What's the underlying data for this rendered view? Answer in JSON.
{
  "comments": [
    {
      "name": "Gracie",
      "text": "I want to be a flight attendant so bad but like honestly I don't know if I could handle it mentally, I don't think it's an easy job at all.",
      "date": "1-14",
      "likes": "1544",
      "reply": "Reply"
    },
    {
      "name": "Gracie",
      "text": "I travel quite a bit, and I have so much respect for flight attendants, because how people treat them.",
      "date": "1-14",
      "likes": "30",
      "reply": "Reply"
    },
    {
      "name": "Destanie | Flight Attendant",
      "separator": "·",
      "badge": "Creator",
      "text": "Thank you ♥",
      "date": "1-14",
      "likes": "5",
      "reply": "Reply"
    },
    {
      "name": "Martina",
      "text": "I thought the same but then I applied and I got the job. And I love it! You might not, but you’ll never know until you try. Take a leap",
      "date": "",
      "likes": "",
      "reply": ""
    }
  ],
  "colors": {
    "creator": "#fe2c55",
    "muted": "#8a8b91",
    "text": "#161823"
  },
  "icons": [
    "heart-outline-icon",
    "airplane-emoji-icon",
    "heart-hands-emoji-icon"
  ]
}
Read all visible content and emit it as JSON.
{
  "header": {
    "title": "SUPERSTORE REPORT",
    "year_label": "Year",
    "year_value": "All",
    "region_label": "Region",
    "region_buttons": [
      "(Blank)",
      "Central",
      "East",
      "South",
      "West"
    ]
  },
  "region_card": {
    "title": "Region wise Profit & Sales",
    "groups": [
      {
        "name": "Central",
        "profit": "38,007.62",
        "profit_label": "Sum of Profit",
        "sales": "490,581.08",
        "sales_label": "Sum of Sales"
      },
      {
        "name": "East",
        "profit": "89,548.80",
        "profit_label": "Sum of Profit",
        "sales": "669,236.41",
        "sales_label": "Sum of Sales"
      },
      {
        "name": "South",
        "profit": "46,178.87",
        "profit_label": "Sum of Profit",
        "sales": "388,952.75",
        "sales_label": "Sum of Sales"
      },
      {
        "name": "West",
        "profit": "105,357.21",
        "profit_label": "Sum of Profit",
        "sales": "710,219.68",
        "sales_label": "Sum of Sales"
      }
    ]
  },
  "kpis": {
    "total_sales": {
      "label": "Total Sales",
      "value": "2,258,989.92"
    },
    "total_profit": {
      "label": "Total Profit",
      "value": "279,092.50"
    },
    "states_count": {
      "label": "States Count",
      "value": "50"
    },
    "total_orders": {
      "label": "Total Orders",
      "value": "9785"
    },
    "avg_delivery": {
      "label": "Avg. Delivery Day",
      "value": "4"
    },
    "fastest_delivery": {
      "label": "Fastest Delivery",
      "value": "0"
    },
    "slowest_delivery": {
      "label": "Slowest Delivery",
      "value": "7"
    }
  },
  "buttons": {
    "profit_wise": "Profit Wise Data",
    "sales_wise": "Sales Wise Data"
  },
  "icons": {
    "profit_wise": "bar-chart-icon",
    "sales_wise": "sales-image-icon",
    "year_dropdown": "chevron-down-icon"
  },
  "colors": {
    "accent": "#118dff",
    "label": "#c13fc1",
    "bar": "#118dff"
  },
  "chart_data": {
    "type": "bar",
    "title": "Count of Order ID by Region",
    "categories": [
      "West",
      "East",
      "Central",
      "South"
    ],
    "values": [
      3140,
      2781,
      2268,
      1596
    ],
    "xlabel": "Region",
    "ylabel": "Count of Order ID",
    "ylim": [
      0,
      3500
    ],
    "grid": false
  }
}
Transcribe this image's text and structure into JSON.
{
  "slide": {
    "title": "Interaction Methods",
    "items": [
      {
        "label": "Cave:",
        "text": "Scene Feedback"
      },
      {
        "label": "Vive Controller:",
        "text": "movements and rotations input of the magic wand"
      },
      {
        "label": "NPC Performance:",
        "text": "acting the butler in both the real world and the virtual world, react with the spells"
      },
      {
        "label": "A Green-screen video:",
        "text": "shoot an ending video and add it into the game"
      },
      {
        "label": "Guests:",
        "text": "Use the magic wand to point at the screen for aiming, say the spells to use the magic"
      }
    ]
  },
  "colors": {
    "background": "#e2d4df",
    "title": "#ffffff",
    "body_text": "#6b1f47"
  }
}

★ ★ ★

* _TASK PROMPT_
Retype the listing exactly, in full.

* _SOLUTION FOR THIS EXERCISE_
What's the underlying data for this rendered view? Answer in JSON.
{
  "comments": [
    {
      "name": "Gracie",
      "text": "I want to be a flight attendant so bad but like honestly I don't know if I could handle it mentally, I don't think it's an easy job at all.",
      "date": "1-14",
      "likes": "1544",
      "reply": "Reply"
    },
    {
      "name": "Gracie",
      "text": "I travel quite a bit, and I have so much respect for flight attendants, because how people treat them.",
      "date": "1-14",
      "likes": "30",
      "reply": "Reply"
    },
    {
      "name": "Destanie | Flight Attendant",
      "separator": "·",
      "badge": "Creator",
      "text": "Thank you ♥",
      "date": "1-14",
      "likes": "5",
      "reply": "Reply"
    },
    {
      "name": "Martina",
      "text": "I thought the same but then I applied and I got the job. And I love it! You might not, but you’ll never know until you try. Take a leap",
      "date": "",
      "likes": "",
      "reply": ""
    }
  ],
  "colors": {
    "creator": "#fe2c55",
    "muted": "#8a8b91",
    "text": "#161823"
  },
  "icons": [
    "heart-outline-icon",
    "airplane-emoji-icon",
    "heart-hands-emoji-icon"
  ]
}
Read all visible content and emit it as JSON.
{
  "header": {
    "title": "SUPERSTORE REPORT",
    "year_label": "Year",
    "year_value": "All",
    "region_label": "Region",
    "region_buttons": [
      "(Blank)",
      "Central",
      "East",
      "South",
      "West"
    ]
  },
  "region_card": {
    "title": "Region wise Profit & Sales",
    "groups": [
      {
        "name": "Central",
        "profit": "38,007.62",
        "profit_label": "Sum of Profit",
        "sales": "490,581.08",
        "sales_label": "Sum of Sales"
      },
      {
        "name": "East",
        "profit": "89,548.80",
        "profit_label": "Sum of Profit",
        "sales": "669,236.41",
        "sales_label": "Sum of Sales"
      },
      {
        "name": "South",
        "profit": "46,178.87",
        "profit_label": "Sum of Profit",
        "sales": "388,952.75",
        "sales_label": "Sum of Sales"
      },
      {
        "name": "West",
        "profit": "105,357.21",
        "profit_label": "Sum of Profit",
        "sales": "710,219.68",
        "sales_label": "Sum of Sales"
      }
    ]
  },
  "kpis": {
    "total_sales": {
      "label": "Total Sales",
      "value": "2,258,989.92"
    },
    "total_profit": {
      "label": "Total Profit",
      "value": "279,092.50"
    },
    "states_count": {
      "label": "States Count",
      "value": "50"
    },
    "total_orders": {
      "label": "Total Orders",
      "value": "9785"
    },
    "avg_delivery": {
      "label": "Avg. Delivery Day",
      "value": "4"
    },
    "fastest_delivery": {
      "label": "Fastest Delivery",
      "value": "0"
    },
    "slowest_delivery": {
      "label": "Slowest Delivery",
      "value": "7"
    }
  },
  "buttons": {
    "profit_wise": "Profit Wise Data",
    "sales_wise": "Sales Wise Data"
  },
  "icons": {
    "profit_wise": "bar-chart-icon",
    "sales_wise": "sales-image-icon",
    "year_dropdown": "chevron-down-icon"
  },
  "colors": {
    "accent": "#118dff",
    "label": "#c13fc1",
    "bar": "#118dff"
  },
  "chart_data": {
    "type": "bar",
    "title": "Count of Order ID by Region",
    "categories": [
      "West",
      "East",
      "Central",
      "South"
    ],
    "values": [
      3140,
      2781,
      2268,
      1596
    ],
    "xlabel": "Region",
    "ylabel": "Count of Order ID",
    "ylim": [
      0,
      3500
    ],
    "grid": false
  }
}
Transcribe this image's text and structure into JSON.
{
  "slide": {
    "title": "Interaction Methods",
    "items": [
      {
        "label": "Cave:",
        "text": "Scene Feedback"
      },
      {
        "label": "Vive Controller:",
        "text": "movements and rotations input of the magic wand"
      },
      {
        "label": "NPC Performance:",
        "text": "acting the butler in both the real world and the virtual world, react with the spells"
      },
      {
        "label": "A Green-screen video:",
        "text": "shoot an ending video and add it into the game"
      },
      {
        "label": "Guests:",
        "text": "Use the magic wand to point at the screen for aiming, say the spells to use the magic"
      }
    ]
  },
  "colors": {
    "background": "#e2d4df",
    "title": "#ffffff",
    "body_text": "#6b1f47"
  }
}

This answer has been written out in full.